Retype the material in full, keeping every word the same.

══ Given records ══

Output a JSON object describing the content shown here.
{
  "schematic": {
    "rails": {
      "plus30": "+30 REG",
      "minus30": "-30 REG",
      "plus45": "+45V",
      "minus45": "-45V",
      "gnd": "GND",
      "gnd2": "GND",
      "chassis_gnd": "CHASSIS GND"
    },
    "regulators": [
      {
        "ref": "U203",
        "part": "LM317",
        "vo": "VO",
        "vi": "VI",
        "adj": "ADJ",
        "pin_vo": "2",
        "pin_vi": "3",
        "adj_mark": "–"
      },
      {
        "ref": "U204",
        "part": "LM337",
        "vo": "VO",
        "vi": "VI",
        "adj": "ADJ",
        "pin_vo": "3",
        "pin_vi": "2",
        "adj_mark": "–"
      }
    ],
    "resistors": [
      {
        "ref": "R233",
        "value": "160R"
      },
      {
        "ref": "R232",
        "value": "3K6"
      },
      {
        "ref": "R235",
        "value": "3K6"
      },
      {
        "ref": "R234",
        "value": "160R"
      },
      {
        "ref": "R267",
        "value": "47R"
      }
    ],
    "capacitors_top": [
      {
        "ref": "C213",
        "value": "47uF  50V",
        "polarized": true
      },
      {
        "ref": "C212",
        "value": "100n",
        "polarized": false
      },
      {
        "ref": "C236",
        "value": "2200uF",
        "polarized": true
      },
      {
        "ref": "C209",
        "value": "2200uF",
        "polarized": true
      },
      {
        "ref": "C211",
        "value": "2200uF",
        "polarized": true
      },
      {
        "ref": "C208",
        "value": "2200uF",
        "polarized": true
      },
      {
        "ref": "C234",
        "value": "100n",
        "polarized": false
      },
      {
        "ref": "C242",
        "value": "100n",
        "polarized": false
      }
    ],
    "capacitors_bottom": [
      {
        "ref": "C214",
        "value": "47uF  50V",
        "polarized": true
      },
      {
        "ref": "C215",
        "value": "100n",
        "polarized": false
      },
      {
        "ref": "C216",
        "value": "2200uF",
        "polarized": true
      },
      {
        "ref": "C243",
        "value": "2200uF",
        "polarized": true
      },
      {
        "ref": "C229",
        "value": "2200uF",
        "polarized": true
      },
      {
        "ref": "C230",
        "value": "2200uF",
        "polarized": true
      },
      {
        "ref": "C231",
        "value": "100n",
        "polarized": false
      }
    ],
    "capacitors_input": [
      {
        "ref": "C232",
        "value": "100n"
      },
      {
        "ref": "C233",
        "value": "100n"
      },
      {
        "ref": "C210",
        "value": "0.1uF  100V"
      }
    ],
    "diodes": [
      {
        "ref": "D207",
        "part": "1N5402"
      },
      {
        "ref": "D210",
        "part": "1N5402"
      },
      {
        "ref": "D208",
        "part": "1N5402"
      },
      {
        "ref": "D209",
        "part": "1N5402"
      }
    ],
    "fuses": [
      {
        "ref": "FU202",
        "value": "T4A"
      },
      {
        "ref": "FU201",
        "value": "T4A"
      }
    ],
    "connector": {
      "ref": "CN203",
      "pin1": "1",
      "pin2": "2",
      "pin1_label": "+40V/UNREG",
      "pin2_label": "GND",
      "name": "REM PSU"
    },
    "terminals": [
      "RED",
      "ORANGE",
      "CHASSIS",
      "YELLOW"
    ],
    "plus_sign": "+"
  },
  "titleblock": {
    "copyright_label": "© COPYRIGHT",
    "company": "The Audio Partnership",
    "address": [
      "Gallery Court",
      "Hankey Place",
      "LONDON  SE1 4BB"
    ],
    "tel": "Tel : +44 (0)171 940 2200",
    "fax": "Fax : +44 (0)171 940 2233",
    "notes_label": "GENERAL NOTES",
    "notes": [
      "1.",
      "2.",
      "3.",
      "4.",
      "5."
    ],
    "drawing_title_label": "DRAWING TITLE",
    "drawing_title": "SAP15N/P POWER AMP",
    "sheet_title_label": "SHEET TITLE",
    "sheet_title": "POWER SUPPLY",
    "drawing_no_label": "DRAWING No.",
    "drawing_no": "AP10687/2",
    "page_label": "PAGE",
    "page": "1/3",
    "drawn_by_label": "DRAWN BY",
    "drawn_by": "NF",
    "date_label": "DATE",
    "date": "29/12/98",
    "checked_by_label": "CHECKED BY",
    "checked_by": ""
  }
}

═══

**Output below:**
Output a JSON object describing the content shown here.
{
  "schematic": {
    "rails": {
      "plus30": "+30 REG",
      "minus30": "-30 REG",
      "plus45": "+45V",
      "minus45": "-45V",
      "gnd": "GND",
      "gnd2": "GND",
      "chassis_gnd": "CHASSIS GND"
    },
    "regulators": [
      {
        "ref": "U203",
        "part": "LM317",
        "vo": "VO",
        "vi": "VI",
        "adj": "ADJ",
        "pin_vo": "2",
        "pin_vi": "3",
        "adj_mark": "–"
      },
      {
        "ref": "U204",
        "part": "LM337",
        "vo": "VO",
        "vi": "VI",
        "adj": "ADJ",
        "pin_vo": "3",
        "pin_vi": "2",
        "adj_mark": "–"
      }
    ],
    "resistors": [
      {
        "ref": "R233",
        "value": "160R"
      },
      {
        "ref": "R232",
        "value": "3K6"
      },
      {
        "ref": "R235",
        "value": "3K6"
      },
      {
        "ref": "R234",
        "value": "160R"
      },
      {
        "ref": "R267",
        "value": "47R"
      }
    ],
    "capacitors_top": [
      {
        "ref": "C213",
        "value": "47uF  50V",
        "polarized": true
      },
      {
        "ref": "C212",
        "value": "100n",
        "polarized": false
      },
      {
        "ref": "C236",
        "value": "2200uF",
        "polarized": true
      },
      {
        "ref": "C209",
        "value": "2200uF",
        "polarized": true
      },
      {
        "ref": "C211",
        "value": "2200uF",
        "polarized": true
      },
      {
        "ref": "C208",
        "value": "2200uF",
        "polarized": true
      },
      {
        "ref": "C234",
        "value": "100n",
        "polarized": false
      },
      {
        "ref": "C242",
        "value": "100n",
        "polarized": false
      }
    ],
    "capacitors_bottom": [
      {
        "ref": "C214",
        "value": "47uF  50V",
        "polarized": true
      },
      {
        "ref": "C215",
        "value": "100n",
        "polarized": false
      },
      {
        "ref": "C216",
        "value": "2200uF",
        "polarized": true
      },
      {
        "ref": "C243",
        "value": "2200uF",
        "polarized": true
      },
      {
        "ref": "C229",
        "value": "2200uF",
        "polarized": true
      },
      {
        "ref": "C230",
        "value": "2200uF",
        "polarized": true
      },
      {
        "ref": "C231",
        "value": "100n",
        "polarized": false
      }
    ],
    "capacitors_input": [
      {
        "ref": "C232",
        "value": "100n"
      },
      {
        "ref": "C233",
        "value": "100n"
      },
      {
        "ref": "C210",
        "value": "0.1uF  100V"
      }
    ],
    "diodes": [
      {
        "ref": "D207",
        "part": "1N5402"
      },
      {
        "ref": "D210",
        "part": "1N5402"
      },
      {
        "ref": "D208",
        "part": "1N5402"
      },
      {
        "ref": "D209",
        "part": "1N5402"
      }
    ],
    "fuses": [
      {
        "ref": "FU202",
        "value": "T4A"
      },
      {
        "ref": "FU201",
        "value": "T4A"
      }
    ],
    "connector": {
      "ref": "CN203",
      "pin1": "1",
      "pin2": "2",
      "pin1_label": "+40V/UNREG",
      "pin2_label": "GND",
      "name": "REM PSU"
    },
    "terminals": [
      "RED",
      "ORANGE",
      "CHASSIS",
      "YELLOW"
    ],
    "plus_sign": "+"
  },
  "titleblock": {
    "copyright_label": "© COPYRIGHT",
    "company": "The Audio Partnership",
    "address": [
      "Gallery Court",
      "Hankey Place",
      "LONDON  SE1 4BB"
    ],
    "tel": "Tel : +44 (0)171 940 2200",
    "fax": "Fax : +44 (0)171 940 2233",
    "notes_label": "GENERAL NOTES",
    "notes": [
      "1.",
      "2.",
      "3.",
      "4.",
      "5."
    ],
    "drawing_title_label": "DRAWING TITLE",
    "drawing_title": "SAP15N/P POWER AMP",
    "sheet_title_label": "SHEET TITLE",
    "sheet_title": "POWER SUPPLY",
    "drawing_no_label": "DRAWING No.",
    "drawing_no": "AP10687/2",
    "page_label": "PAGE",
    "page": "1/3",
    "drawn_by_label": "DRAWN BY",
    "drawn_by": "NF",
    "date_label": "DATE",
    "date": "29/12/98",
    "checked_by_label": "CHECKED BY",
    "checked_by": ""
  }
}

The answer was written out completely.